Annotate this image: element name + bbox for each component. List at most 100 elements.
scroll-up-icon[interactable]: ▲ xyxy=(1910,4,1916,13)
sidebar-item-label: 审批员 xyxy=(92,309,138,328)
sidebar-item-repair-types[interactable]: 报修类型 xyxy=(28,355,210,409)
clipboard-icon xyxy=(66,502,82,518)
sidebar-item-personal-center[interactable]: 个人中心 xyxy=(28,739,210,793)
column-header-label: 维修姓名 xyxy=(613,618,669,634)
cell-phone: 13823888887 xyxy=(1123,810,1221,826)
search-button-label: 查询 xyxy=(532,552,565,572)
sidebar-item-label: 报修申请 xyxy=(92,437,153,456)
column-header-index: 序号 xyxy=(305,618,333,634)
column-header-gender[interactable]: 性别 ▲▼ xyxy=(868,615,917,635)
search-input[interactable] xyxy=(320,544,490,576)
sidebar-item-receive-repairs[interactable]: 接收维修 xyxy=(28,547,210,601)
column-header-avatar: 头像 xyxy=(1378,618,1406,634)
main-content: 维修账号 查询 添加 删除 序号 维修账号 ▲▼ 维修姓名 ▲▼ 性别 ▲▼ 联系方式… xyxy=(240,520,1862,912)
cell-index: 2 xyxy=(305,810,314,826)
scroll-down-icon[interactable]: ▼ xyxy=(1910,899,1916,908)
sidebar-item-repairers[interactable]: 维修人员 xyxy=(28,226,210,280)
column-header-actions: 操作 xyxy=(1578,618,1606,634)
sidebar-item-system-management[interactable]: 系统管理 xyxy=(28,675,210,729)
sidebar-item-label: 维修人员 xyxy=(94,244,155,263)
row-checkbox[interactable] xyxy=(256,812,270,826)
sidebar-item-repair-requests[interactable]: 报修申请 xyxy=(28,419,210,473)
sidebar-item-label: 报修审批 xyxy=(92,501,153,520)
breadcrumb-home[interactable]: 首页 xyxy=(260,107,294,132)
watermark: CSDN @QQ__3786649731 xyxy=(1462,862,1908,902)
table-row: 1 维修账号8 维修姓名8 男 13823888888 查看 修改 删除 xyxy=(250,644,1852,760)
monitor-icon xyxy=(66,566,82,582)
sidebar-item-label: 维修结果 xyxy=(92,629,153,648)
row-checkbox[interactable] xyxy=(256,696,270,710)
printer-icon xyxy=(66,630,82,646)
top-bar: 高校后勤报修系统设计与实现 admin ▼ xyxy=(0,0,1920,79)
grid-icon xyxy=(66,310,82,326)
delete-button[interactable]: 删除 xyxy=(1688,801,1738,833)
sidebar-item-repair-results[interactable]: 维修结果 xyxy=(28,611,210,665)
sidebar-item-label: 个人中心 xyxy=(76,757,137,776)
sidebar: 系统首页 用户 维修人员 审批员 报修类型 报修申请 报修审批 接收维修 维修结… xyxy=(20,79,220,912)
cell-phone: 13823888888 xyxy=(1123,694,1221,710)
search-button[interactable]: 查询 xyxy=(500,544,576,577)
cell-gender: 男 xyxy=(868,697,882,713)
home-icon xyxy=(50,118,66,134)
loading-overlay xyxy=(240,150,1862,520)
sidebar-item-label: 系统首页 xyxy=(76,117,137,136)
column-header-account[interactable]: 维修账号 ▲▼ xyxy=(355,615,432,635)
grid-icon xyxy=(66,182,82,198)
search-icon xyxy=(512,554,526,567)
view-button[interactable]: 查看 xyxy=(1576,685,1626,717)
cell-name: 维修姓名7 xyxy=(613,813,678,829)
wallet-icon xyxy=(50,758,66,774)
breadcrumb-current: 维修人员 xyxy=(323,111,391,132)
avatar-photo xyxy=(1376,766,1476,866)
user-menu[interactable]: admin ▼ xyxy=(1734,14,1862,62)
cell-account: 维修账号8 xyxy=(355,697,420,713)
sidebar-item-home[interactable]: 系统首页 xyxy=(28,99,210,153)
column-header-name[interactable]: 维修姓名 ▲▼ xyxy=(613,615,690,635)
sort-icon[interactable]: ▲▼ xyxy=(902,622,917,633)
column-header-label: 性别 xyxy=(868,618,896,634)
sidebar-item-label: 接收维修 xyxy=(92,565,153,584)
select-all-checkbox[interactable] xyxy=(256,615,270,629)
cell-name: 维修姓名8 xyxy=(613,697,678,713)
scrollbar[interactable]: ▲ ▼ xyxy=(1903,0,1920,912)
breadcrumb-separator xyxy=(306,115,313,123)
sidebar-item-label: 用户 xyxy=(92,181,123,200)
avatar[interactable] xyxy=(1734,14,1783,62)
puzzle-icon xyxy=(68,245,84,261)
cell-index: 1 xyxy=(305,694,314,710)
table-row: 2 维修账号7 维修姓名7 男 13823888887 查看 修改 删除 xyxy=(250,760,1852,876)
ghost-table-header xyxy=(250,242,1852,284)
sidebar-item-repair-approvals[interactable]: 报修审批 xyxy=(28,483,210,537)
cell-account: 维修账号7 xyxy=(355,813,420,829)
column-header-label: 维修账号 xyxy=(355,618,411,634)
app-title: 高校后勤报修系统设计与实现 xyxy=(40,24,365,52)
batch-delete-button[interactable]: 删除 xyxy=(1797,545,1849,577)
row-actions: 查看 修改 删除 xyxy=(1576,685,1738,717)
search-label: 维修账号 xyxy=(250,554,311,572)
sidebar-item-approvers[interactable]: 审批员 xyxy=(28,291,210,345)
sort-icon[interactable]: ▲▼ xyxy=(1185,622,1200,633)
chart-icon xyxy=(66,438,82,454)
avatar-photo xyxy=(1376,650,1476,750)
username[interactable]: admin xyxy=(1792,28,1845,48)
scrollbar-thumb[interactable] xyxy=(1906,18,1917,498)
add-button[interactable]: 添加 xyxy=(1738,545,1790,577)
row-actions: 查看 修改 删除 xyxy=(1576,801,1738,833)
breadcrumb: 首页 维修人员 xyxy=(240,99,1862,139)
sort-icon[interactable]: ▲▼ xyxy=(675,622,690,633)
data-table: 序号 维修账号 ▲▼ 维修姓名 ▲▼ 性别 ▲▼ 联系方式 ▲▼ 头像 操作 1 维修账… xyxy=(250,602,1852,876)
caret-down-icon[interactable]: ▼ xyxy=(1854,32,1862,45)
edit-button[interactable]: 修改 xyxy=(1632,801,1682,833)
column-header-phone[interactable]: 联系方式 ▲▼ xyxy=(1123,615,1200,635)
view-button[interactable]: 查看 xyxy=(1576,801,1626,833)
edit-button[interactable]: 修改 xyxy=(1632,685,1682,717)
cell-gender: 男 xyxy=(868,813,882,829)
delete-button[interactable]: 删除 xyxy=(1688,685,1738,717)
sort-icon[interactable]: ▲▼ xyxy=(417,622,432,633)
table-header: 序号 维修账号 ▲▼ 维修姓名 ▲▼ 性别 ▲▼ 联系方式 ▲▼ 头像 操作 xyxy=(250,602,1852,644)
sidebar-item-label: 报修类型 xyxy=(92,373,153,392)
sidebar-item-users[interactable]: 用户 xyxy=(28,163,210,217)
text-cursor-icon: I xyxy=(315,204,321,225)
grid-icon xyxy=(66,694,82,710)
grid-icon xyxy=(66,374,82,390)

┄┄┄┄┄┄┄┄┄┄┄┄┄┄┄┄┄┄┄┄

ZU BEFOLGENDE ANWEISUNGEN. Tauschen Sie in den Zeilen vom Anfang des Materials bis einschließlich der Zeile mit „column-header-index: 序号 xyxy=(305,618,333,634)“ den Ausdruck „clipboard-icon“ gegen „document-icon“ aus. Geben Sie nur diese Zeilen wieder und lassen Sie alles Übrige unverändert.

LÖSUNG DIESER AUFGABE.
Annotate this image: element name + bbox for each component. List at most 100 elements.
scroll-up-icon[interactable]: ▲ xyxy=(1910,4,1916,13)
sidebar-item-label: 审批员 xyxy=(92,309,138,328)
sidebar-item-repair-types[interactable]: 报修类型 xyxy=(28,355,210,409)
document-icon xyxy=(66,502,82,518)
sidebar-item-personal-center[interactable]: 个人中心 xyxy=(28,739,210,793)
column-header-label: 维修姓名 xyxy=(613,618,669,634)
cell-phone: 13823888887 xyxy=(1123,810,1221,826)
search-button-label: 查询 xyxy=(532,552,565,572)
sidebar-item-label: 报修申请 xyxy=(92,437,153,456)
column-header-index: 序号 xyxy=(305,618,333,634)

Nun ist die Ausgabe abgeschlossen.